> _The task_
Render every entry verbatim.

>> start

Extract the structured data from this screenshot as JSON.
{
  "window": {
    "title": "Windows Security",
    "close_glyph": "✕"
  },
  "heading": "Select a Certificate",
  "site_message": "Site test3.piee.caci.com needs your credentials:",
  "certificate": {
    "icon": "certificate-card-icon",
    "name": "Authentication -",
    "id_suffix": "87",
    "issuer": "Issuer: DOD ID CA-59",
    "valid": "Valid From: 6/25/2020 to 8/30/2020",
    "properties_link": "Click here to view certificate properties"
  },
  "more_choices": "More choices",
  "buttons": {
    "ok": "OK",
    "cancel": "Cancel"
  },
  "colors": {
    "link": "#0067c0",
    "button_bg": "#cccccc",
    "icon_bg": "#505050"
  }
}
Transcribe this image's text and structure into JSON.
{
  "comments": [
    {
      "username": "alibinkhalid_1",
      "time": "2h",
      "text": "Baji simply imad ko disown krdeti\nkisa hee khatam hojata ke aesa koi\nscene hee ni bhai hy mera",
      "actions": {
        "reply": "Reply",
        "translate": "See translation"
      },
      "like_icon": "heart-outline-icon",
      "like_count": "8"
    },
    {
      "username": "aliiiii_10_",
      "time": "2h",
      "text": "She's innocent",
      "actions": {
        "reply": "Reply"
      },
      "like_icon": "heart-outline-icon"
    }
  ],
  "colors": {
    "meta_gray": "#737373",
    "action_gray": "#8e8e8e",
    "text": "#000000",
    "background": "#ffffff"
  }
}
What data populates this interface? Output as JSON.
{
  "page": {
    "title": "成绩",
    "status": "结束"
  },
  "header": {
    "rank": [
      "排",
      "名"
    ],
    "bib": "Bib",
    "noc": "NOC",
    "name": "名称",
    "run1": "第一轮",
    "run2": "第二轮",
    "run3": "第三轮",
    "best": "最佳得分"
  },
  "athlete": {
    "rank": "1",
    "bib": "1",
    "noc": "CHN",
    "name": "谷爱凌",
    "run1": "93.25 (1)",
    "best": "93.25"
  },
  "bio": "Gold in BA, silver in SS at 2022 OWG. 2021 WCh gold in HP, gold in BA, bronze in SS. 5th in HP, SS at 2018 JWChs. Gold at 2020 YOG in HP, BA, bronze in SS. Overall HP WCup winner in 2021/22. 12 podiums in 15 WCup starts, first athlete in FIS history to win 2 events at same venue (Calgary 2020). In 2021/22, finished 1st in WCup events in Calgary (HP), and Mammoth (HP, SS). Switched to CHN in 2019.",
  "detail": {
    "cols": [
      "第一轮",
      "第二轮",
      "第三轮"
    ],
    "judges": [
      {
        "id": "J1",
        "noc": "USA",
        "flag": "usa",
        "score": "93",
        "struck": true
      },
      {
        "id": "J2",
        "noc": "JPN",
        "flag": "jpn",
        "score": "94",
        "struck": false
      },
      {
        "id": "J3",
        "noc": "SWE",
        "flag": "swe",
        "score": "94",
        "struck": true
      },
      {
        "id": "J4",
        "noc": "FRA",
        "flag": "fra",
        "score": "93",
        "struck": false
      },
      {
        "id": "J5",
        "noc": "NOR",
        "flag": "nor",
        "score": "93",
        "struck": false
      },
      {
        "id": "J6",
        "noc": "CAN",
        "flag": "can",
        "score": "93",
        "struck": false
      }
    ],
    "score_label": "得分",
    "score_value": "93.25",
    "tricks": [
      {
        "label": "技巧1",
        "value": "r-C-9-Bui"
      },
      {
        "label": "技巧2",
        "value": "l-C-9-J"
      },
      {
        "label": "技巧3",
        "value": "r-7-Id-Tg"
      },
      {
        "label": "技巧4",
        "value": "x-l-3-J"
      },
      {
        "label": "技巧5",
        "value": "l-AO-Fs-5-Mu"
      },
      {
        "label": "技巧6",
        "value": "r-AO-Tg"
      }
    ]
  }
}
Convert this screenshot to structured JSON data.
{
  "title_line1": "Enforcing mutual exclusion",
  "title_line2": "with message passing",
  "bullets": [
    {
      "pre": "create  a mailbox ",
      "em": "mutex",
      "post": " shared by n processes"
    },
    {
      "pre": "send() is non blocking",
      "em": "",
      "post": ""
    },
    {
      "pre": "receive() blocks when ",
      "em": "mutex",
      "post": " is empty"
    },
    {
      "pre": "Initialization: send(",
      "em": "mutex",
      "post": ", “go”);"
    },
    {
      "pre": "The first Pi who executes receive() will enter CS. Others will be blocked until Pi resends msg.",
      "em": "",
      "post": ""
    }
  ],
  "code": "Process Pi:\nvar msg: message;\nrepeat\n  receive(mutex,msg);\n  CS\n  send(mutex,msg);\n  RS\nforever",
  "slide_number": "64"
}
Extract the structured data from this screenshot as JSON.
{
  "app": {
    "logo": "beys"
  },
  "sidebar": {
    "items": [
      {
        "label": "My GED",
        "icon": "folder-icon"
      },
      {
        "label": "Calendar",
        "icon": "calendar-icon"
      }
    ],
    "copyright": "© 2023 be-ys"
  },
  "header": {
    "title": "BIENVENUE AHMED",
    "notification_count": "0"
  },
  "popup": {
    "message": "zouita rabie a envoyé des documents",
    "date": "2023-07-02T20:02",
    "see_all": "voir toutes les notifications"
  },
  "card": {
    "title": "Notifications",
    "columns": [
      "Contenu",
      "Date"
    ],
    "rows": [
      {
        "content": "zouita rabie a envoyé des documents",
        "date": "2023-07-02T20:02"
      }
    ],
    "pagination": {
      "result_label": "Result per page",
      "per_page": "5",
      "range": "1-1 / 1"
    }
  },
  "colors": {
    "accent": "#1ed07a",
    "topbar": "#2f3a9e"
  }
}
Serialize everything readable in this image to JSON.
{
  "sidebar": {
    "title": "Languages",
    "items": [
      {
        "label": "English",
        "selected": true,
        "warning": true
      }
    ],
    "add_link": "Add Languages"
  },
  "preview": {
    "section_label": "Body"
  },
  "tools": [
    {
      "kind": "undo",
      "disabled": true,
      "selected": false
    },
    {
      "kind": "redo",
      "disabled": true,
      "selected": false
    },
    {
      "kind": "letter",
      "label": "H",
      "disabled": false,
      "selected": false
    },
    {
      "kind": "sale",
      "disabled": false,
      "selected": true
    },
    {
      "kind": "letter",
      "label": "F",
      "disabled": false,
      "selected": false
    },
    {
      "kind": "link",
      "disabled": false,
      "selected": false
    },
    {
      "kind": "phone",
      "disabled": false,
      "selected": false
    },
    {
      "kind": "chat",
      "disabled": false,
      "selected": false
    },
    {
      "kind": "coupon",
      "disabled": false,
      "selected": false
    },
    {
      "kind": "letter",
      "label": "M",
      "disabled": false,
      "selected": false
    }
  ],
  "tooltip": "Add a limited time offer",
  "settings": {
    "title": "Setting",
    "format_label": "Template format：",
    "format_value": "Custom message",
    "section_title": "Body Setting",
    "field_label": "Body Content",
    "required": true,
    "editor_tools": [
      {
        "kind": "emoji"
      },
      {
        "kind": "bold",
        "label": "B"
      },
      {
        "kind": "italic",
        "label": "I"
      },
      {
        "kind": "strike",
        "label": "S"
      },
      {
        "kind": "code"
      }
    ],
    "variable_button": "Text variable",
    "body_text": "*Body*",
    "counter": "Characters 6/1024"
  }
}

>> end

> _Solution_
Extract the structured data from this screenshot as JSON.
{
  "window": {
    "title": "Windows Security",
    "close_glyph": "✕"
  },
  "heading": "Select a Certificate",
  "site_message": "Site test3.piee.caci.com needs your credentials:",
  "certificate": {
    "icon": "certificate-card-icon",
    "name": "Authentication -",
    "id_suffix": "87",
    "issuer": "Issuer: DOD ID CA-59",
    "valid": "Valid From: 6/25/2020 to 8/30/2020",
    "properties_link": "Click here to view certificate properties"
  },
  "more_choices": "More choices",
  "buttons": {
    "ok": "OK",
    "cancel": "Cancel"
  },
  "colors": {
    "link": "#0067c0",
    "button_bg": "#cccccc",
    "icon_bg": "#505050"
  }
}
Transcribe this image's text and structure into JSON.
{
  "comments": [
    {
      "username": "alibinkhalid_1",
      "time": "2h",
      "text": "Baji simply imad ko disown krdeti\nkisa hee khatam hojata ke aesa koi\nscene hee ni bhai hy mera",
      "actions": {
        "reply": "Reply",
        "translate": "See translation"
      },
      "like_icon": "heart-outline-icon",
      "like_count": "8"
    },
    {
      "username": "aliiiii_10_",
      "time": "2h",
      "text": "She's innocent",
      "actions": {
        "reply": "Reply"
      },
      "like_icon": "heart-outline-icon"
    }
  ],
  "colors": {
    "meta_gray": "#737373",
    "action_gray": "#8e8e8e",
    "text": "#000000",
    "background": "#ffffff"
  }
}
What data populates this interface? Output as JSON.
{
  "page": {
    "title": "成绩",
    "status": "结束"
  },
  "header": {
    "rank": [
      "排",
      "名"
    ],
    "bib": "Bib",
    "noc": "NOC",
    "name": "名称",
    "run1": "第一轮",
    "run2": "第二轮",
    "run3": "第三轮",
    "best": "最佳得分"
  },
  "athlete": {
    "rank": "1",
    "bib": "1",
    "noc": "CHN",
    "name": "谷爱凌",
    "run1": "93.25 (1)",
    "best": "93.25"
  },
  "bio": "Gold in BA, silver in SS at 2022 OWG. 2021 WCh gold in HP, gold in BA, bronze in SS. 5th in HP, SS at 2018 JWChs. Gold at 2020 YOG in HP, BA, bronze in SS. Overall HP WCup winner in 2021/22. 12 podiums in 15 WCup starts, first athlete in FIS history to win 2 events at same venue (Calgary 2020). In 2021/22, finished 1st in WCup events in Calgary (HP), and Mammoth (HP, SS). Switched to CHN in 2019.",
  "detail": {
    "cols": [
      "第一轮",
      "第二轮",
      "第三轮"
    ],
    "judges": [
      {
        "id": "J1",
        "noc": "USA",
        "flag": "usa",
        "score": "93",
        "struck": true
      },
      {
        "id": "J2",
        "noc": "JPN",
        "flag": "jpn",
        "score": "94",
        "struck": false
      },
      {
        "id": "J3",
        "noc": "SWE",
        "flag": "swe",
        "score": "94",
        "struck": true
      },
      {
        "id": "J4",
        "noc": "FRA",
        "flag": "fra",
        "score": "93",
        "struck": false
      },
      {
        "id": "J5",
        "noc": "NOR",
        "flag": "nor",
        "score": "93",
        "struck": false
      },
      {
        "id": "J6",
        "noc": "CAN",
        "flag": "can",
        "score": "93",
        "struck": false
      }
    ],
    "score_label": "得分",
    "score_value": "93.25",
    "tricks": [
      {
        "label": "技巧1",
        "value": "r-C-9-Bui"
      },
      {
        "label": "技巧2",
        "value": "l-C-9-J"
      },
      {
        "label": "技巧3",
        "value": "r-7-Id-Tg"
      },
      {
        "label": "技巧4",
        "value": "x-l-3-J"
      },
      {
        "label": "技巧5",
        "value": "l-AO-Fs-5-Mu"
      },
      {
        "label": "技巧6",
        "value": "r-AO-Tg"
      }
    ]
  }
}
Convert this screenshot to structured JSON data.
{
  "title_line1": "Enforcing mutual exclusion",
  "title_line2": "with message passing",
  "bullets": [
    {
      "pre": "create  a mailbox ",
      "em": "mutex",
      "post": " shared by n processes"
    },
    {
      "pre": "send() is non blocking",
      "em": "",
      "post": ""
    },
    {
      "pre": "receive() blocks when ",
      "em": "mutex",
      "post": " is empty"
    },
    {
      "pre": "Initialization: send(",
      "em": "mutex",
      "post": ", “go”);"
    },
    {
      "pre": "The first Pi who executes receive() will enter CS. Others will be blocked until Pi resends msg.",
      "em": "",
      "post": ""
    }
  ],
  "code": "Process Pi:\nvar msg: message;\nrepeat\n  receive(mutex,msg);\n  CS\n  send(mutex,msg);\n  RS\nforever",
  "slide_number": "64"
}
Extract the structured data from this screenshot as JSON.
{
  "app": {
    "logo": "beys"
  },
  "sidebar": {
    "items": [
      {
        "label": "My GED",
        "icon": "folder-icon"
      },
      {
        "label": "Calendar",
        "icon": "calendar-icon"
      }
    ],
    "copyright": "© 2023 be-ys"
  },
  "header": {
    "title": "BIENVENUE AHMED",
    "notification_count": "0"
  },
  "popup": {
    "message": "zouita rabie a envoyé des documents",
    "date": "2023-07-02T20:02",
    "see_all": "voir toutes les notifications"
  },
  "card": {
    "title": "Notifications",
    "columns": [
      "Contenu",
      "Date"
    ],
    "rows": [
      {
        "content": "zouita rabie a envoyé des documents",
        "date": "2023-07-02T20:02"
      }
    ],
    "pagination": {
      "result_label": "Result per page",
      "per_page": "5",
      "range": "1-1 / 1"
    }
  },
  "colors": {
    "accent": "#1ed07a",
    "topbar": "#2f3a9e"
  }
}
Serialize everything readable in this image to JSON.
{
  "sidebar": {
    "title": "Languages",
    "items": [
      {
        "label": "English",
        "selected": true,
        "warning": true
      }
    ],
    "add_link": "Add Languages"
  },
  "preview": {
    "section_label": "Body"
  },
  "tools": [
    {
      "kind": "undo",
      "disabled": true,
      "selected": false
    },
    {
      "kind": "redo",
      "disabled": true,
      "selected": false
    },
    {
      "kind": "letter",
      "label": "H",
      "disabled": false,
      "selected": false
    },
    {
      "kind": "sale",
      "disabled": false,
      "selected": true
    },
    {
      "kind": "letter",
      "label": "F",
      "disabled": false,
      "selected": false
    },
    {
      "kind": "link",
      "disabled": false,
      "selected": false
    },
    {
      "kind": "phone",
      "disabled": false,
      "selected": false
    },
    {
      "kind": "chat",
      "disabled": false,
      "selected": false
    },
    {
      "kind": "coupon",
      "disabled": false,
      "selected": false
    },
    {
      "kind": "letter",
      "label": "M",
      "disabled": false,
      "selected": false
    }
  ],
  "tooltip": "Add a limited time offer",
  "settings": {
    "title": "Setting",
    "format_label": "Template format：",
    "format_value": "Custom message",
    "section_title": "Body Setting",
    "field_label": "Body Content",
    "required": true,
    "editor_tools": [
      {
        "kind": "emoji"
      },
      {
        "kind": "bold",
        "label": "B"
      },
      {
        "kind": "italic",
        "label": "I"
      },
      {
        "kind": "strike",
        "label": "S"
      },
      {
        "kind": "code"
      }
    ],
    "variable_button": "Text variable",
    "body_text": "*Body*",
    "counter": "Characters 6/1024"
  }
}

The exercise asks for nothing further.